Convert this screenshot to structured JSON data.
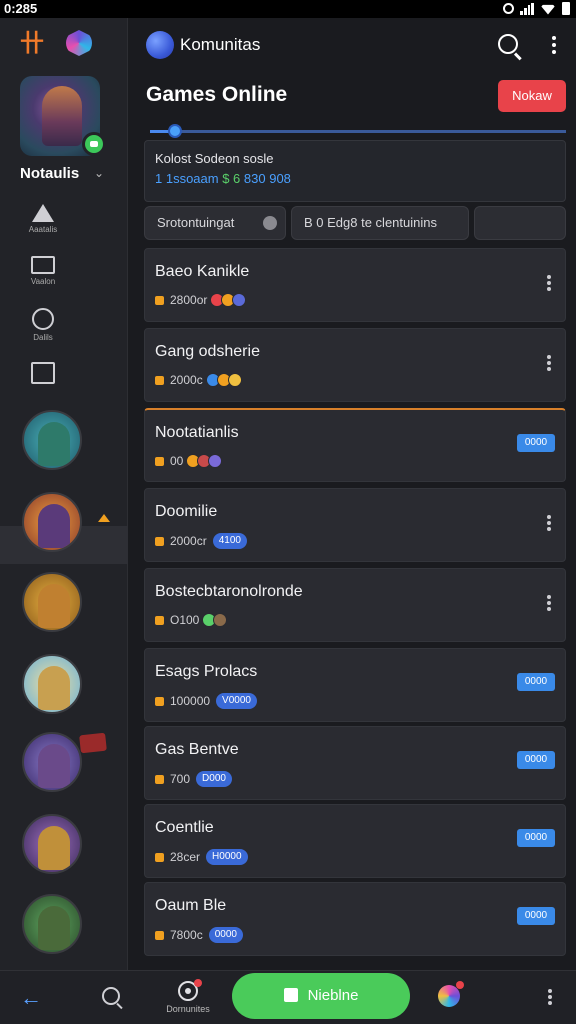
{
  "status": {
    "time": "0:285"
  },
  "app": {
    "title": "Komunitas"
  },
  "sidebar": {
    "profile_name": "Notaulis",
    "nav": [
      {
        "label": "Aaatalis",
        "icon": "triangle-icon"
      },
      {
        "label": "Vaalon",
        "icon": "monitor-icon"
      },
      {
        "label": "Dalils",
        "icon": "controller-icon"
      },
      {
        "label": "",
        "icon": "square-icon"
      }
    ]
  },
  "main": {
    "title": "Games Online",
    "notify_label": "Nokaw",
    "progress": 0.06,
    "info": {
      "title": "Kolost Sodeon sosle",
      "stats_a": "1 1ssoaam",
      "stats_b": "$ 6",
      "stats_c": "830 908"
    },
    "tabs": [
      {
        "label": "Srotontuingat"
      },
      {
        "label": "B 0 Edg8 te clentuinins"
      },
      {
        "label": ""
      }
    ],
    "cards": [
      {
        "title": "Baeo Kanikle",
        "meta": "2800or",
        "action": "more"
      },
      {
        "title": "Gang odsherie",
        "meta": "2000c",
        "action": "more"
      },
      {
        "title": "Nootatianlis",
        "meta": "00",
        "action": "badge",
        "badge": "0000"
      },
      {
        "title": "Doomilie",
        "meta": "2000cr",
        "pill": "4100",
        "action": "more"
      },
      {
        "title": "Bostecbtaronolronde",
        "meta": "O100",
        "action": "more"
      },
      {
        "title": "Esags Prolacs",
        "meta": "100000",
        "pill": "V0000",
        "action": "badge",
        "badge": "0000"
      },
      {
        "title": "Gas Bentve",
        "meta": "700",
        "pill": "D000",
        "action": "badge",
        "badge": "0000"
      },
      {
        "title": "Coentlie",
        "meta": "28cer",
        "pill": "H0000",
        "action": "badge",
        "badge": "0000"
      },
      {
        "title": "Oaum Ble",
        "meta": "7800c",
        "pill": "0000",
        "action": "badge",
        "badge": "0000"
      }
    ]
  },
  "bottom": {
    "community_label": "Dornunites",
    "main_label": "Nieblne"
  },
  "colors": {
    "accent": "#4acb5a",
    "notify": "#e8434a",
    "badge": "#3a8ae8"
  }
}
========================
*Written task:*
Report how many lines hold the string "icon", giving the number and nothing else.

*Result for this task:*
4